**Short task:** Find every line in the records below that contains the word "Mesmo", and copy each such line.

**Provided records:**
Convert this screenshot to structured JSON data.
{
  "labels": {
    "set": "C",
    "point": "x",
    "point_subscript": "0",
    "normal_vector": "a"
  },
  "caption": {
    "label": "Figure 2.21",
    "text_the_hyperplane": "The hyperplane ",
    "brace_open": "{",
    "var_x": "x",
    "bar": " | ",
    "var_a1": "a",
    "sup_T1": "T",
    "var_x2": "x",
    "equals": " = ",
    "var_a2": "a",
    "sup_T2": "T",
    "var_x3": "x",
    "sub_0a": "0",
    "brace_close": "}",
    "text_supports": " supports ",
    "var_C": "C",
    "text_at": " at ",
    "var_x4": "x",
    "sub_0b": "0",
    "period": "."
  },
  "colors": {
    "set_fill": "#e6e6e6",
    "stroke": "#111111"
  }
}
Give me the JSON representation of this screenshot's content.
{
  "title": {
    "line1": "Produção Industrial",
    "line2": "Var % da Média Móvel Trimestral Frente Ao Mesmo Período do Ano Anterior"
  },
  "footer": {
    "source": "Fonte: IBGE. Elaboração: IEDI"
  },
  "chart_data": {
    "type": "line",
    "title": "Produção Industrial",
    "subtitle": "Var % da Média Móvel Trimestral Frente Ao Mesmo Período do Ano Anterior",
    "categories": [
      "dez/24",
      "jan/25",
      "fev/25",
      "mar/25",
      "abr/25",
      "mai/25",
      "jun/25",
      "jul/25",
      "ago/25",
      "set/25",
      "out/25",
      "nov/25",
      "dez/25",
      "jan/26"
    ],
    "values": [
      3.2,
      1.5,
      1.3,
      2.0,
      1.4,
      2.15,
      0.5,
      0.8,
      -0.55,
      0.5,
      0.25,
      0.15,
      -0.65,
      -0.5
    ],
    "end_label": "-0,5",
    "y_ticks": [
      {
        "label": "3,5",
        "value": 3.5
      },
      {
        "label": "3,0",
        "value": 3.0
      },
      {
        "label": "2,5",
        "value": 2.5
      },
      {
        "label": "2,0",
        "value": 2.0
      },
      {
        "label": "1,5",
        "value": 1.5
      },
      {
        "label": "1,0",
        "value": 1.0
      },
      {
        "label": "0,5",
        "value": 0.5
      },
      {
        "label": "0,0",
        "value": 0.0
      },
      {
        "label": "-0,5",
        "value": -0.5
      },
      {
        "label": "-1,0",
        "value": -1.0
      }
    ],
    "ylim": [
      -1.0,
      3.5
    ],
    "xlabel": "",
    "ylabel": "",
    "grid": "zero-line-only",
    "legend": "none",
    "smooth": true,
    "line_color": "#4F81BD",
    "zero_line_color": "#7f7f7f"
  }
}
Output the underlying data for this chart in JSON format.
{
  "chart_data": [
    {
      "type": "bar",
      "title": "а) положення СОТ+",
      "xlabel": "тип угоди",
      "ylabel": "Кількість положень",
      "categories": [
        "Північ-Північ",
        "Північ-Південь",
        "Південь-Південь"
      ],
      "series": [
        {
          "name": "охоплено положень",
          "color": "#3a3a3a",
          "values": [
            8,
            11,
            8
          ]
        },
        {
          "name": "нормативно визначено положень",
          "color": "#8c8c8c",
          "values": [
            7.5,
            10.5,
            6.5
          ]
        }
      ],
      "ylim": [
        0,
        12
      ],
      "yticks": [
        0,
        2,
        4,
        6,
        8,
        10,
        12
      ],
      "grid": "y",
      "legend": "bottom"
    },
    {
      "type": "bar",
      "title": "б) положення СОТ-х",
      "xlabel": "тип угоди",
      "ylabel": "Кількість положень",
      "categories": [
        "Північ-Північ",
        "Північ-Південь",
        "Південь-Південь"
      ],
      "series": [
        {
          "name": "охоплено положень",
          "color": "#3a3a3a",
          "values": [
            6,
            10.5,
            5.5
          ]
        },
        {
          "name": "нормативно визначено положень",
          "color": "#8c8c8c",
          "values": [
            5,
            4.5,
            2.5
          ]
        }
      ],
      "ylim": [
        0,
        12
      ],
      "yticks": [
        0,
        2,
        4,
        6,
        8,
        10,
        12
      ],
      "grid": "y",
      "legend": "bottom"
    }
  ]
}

**Task result:**
    "line2": "Var % da Média Móvel Trimestral Frente Ao Mesmo Período do Ano Anterior"
    "subtitle": "Var % da Média Móvel Trimestral Frente Ao Mesmo Período do Ano Anterior",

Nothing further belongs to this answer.